_What you have to do_: Copy every line of the records below word for word, with no changes.

_Record excerpts_:
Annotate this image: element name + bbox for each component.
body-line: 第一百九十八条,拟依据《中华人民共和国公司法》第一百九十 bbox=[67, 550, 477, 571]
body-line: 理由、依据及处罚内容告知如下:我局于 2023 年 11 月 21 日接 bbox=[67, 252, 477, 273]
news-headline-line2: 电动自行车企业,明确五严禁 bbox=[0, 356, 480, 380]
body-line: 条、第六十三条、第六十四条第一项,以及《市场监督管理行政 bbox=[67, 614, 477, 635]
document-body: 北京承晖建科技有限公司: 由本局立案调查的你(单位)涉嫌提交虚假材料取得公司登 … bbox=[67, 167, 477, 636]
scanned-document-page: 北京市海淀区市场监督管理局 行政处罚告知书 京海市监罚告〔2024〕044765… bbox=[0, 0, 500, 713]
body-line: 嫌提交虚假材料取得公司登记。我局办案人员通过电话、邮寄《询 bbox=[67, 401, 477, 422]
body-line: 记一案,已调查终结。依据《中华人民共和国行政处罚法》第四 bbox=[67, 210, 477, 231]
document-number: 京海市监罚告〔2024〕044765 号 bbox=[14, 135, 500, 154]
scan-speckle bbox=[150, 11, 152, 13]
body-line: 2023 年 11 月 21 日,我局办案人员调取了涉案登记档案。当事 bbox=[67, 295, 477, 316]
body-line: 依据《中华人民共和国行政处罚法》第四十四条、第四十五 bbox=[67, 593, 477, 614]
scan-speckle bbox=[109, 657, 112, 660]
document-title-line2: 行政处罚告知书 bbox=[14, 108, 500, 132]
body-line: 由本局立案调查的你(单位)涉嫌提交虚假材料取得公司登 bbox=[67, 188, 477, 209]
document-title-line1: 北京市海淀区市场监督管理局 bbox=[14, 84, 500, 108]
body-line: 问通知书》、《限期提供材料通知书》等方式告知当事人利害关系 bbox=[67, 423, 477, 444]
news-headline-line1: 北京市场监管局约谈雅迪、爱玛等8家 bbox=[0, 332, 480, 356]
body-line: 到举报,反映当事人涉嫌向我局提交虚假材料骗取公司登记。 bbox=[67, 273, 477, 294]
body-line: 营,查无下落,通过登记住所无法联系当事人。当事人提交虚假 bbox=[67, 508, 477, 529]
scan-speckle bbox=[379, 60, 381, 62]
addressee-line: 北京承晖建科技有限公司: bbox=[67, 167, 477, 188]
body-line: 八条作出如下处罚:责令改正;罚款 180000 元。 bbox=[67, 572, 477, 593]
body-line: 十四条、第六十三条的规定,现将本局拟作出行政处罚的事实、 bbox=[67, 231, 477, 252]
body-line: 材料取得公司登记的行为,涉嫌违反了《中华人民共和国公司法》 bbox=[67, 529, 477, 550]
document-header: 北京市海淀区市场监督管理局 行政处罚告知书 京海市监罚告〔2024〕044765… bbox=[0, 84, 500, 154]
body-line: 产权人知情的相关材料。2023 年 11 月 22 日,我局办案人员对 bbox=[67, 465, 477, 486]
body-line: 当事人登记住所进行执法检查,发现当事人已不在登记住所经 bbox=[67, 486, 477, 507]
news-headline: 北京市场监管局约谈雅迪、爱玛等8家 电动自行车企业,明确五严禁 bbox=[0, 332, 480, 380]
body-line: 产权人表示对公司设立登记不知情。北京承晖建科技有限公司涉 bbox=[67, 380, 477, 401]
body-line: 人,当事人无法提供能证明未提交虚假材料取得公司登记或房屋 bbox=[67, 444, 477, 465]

_Right answer_:
Annotate this image: element name + bbox for each component.
body-line: 第一百九十八条,拟依据《中华人民共和国公司法》第一百九十 bbox=[67, 550, 477, 571]
body-line: 理由、依据及处罚内容告知如下:我局于 2023 年 11 月 21 日接 bbox=[67, 252, 477, 273]
news-headline-line2: 电动自行车企业,明确五严禁 bbox=[0, 356, 480, 380]
body-line: 条、第六十三条、第六十四条第一项,以及《市场监督管理行政 bbox=[67, 614, 477, 635]
document-body: 北京承晖建科技有限公司: 由本局立案调查的你(单位)涉嫌提交虚假材料取得公司登 … bbox=[67, 167, 477, 636]
scanned-document-page: 北京市海淀区市场监督管理局 行政处罚告知书 京海市监罚告〔2024〕044765… bbox=[0, 0, 500, 713]
body-line: 嫌提交虚假材料取得公司登记。我局办案人员通过电话、邮寄《询 bbox=[67, 401, 477, 422]
body-line: 记一案,已调查终结。依据《中华人民共和国行政处罚法》第四 bbox=[67, 210, 477, 231]
document-number: 京海市监罚告〔2024〕044765 号 bbox=[14, 135, 500, 154]
scan-speckle bbox=[150, 11, 152, 13]
body-line: 2023 年 11 月 21 日,我局办案人员调取了涉案登记档案。当事 bbox=[67, 295, 477, 316]
body-line: 依据《中华人民共和国行政处罚法》第四十四条、第四十五 bbox=[67, 593, 477, 614]
scan-speckle bbox=[109, 657, 112, 660]
document-title-line2: 行政处罚告知书 bbox=[14, 108, 500, 132]
body-line: 由本局立案调查的你(单位)涉嫌提交虚假材料取得公司登 bbox=[67, 188, 477, 209]
document-title-line1: 北京市海淀区市场监督管理局 bbox=[14, 84, 500, 108]
body-line: 问通知书》、《限期提供材料通知书》等方式告知当事人利害关系 bbox=[67, 423, 477, 444]
news-headline-line1: 北京市场监管局约谈雅迪、爱玛等8家 bbox=[0, 332, 480, 356]
body-line: 到举报,反映当事人涉嫌向我局提交虚假材料骗取公司登记。 bbox=[67, 273, 477, 294]
body-line: 营,查无下落,通过登记住所无法联系当事人。当事人提交虚假 bbox=[67, 508, 477, 529]
scan-speckle bbox=[379, 60, 381, 62]
addressee-line: 北京承晖建科技有限公司: bbox=[67, 167, 477, 188]
body-line: 八条作出如下处罚:责令改正;罚款 180000 元。 bbox=[67, 572, 477, 593]
body-line: 十四条、第六十三条的规定,现将本局拟作出行政处罚的事实、 bbox=[67, 231, 477, 252]
body-line: 材料取得公司登记的行为,涉嫌违反了《中华人民共和国公司法》 bbox=[67, 529, 477, 550]
document-header: 北京市海淀区市场监督管理局 行政处罚告知书 京海市监罚告〔2024〕044765… bbox=[0, 84, 500, 154]
body-line: 产权人知情的相关材料。2023 年 11 月 22 日,我局办案人员对 bbox=[67, 465, 477, 486]
body-line: 当事人登记住所进行执法检查,发现当事人已不在登记住所经 bbox=[67, 486, 477, 507]
news-headline: 北京市场监管局约谈雅迪、爱玛等8家 电动自行车企业,明确五严禁 bbox=[0, 332, 480, 380]
body-line: 产权人表示对公司设立登记不知情。北京承晖建科技有限公司涉 bbox=[67, 380, 477, 401]
body-line: 人,当事人无法提供能证明未提交虚假材料取得公司登记或房屋 bbox=[67, 444, 477, 465]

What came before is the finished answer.